-- START OF Material shown --

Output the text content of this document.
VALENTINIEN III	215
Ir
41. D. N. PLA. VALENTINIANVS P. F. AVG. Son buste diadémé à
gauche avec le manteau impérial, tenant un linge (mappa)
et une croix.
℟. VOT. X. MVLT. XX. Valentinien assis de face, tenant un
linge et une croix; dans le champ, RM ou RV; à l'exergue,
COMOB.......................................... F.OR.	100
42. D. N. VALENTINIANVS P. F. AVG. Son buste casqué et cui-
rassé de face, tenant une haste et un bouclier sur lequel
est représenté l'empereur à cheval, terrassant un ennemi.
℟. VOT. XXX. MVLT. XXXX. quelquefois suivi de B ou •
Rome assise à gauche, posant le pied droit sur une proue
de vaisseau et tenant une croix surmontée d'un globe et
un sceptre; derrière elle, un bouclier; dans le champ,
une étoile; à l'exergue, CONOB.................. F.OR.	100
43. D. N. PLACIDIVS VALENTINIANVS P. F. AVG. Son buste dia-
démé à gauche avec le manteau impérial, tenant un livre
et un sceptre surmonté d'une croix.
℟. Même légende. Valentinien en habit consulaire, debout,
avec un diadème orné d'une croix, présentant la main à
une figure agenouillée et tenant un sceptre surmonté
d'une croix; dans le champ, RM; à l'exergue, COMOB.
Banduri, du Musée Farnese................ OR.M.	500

-- END OF Material shown --

§ **Requirement**:
Reproduce all of the material above word for word.

§ **Exercise answer**:
Output the text content of this document.
VALENTINIEN III	215
Ir
41. D. N. PLA. VALENTINIANVS P. F. AVG. Son buste diadémé à
gauche avec le manteau impérial, tenant un linge (mappa)
et une croix.
℟. VOT. X. MVLT. XX. Valentinien assis de face, tenant un
linge et une croix; dans le champ, RM ou RV; à l'exergue,
COMOB.......................................... F.OR.	100
42. D. N. VALENTINIANVS P. F. AVG. Son buste casqué et cui-
rassé de face, tenant une haste et un bouclier sur lequel
est représenté l'empereur à cheval, terrassant un ennemi.
℟. VOT. XXX. MVLT. XXXX. quelquefois suivi de B ou •
Rome assise à gauche, posant le pied droit sur une proue
de vaisseau et tenant une croix surmontée d'un globe et
un sceptre; derrière elle, un bouclier; dans le champ,
une étoile; à l'exergue, CONOB.................. F.OR.	100
43. D. N. PLACIDIVS VALENTINIANVS P. F. AVG. Son buste dia-
démé à gauche avec le manteau impérial, tenant un livre
et un sceptre surmonté d'une croix.
℟. Même légende. Valentinien en habit consulaire, debout,
avec un diadème orné d'une croix, présentant la main à
une figure agenouillée et tenant un sceptre surmonté
d'une croix; dans le champ, RM; à l'exergue, COMOB.
Banduri, du Musée Farnese................ OR.M.	500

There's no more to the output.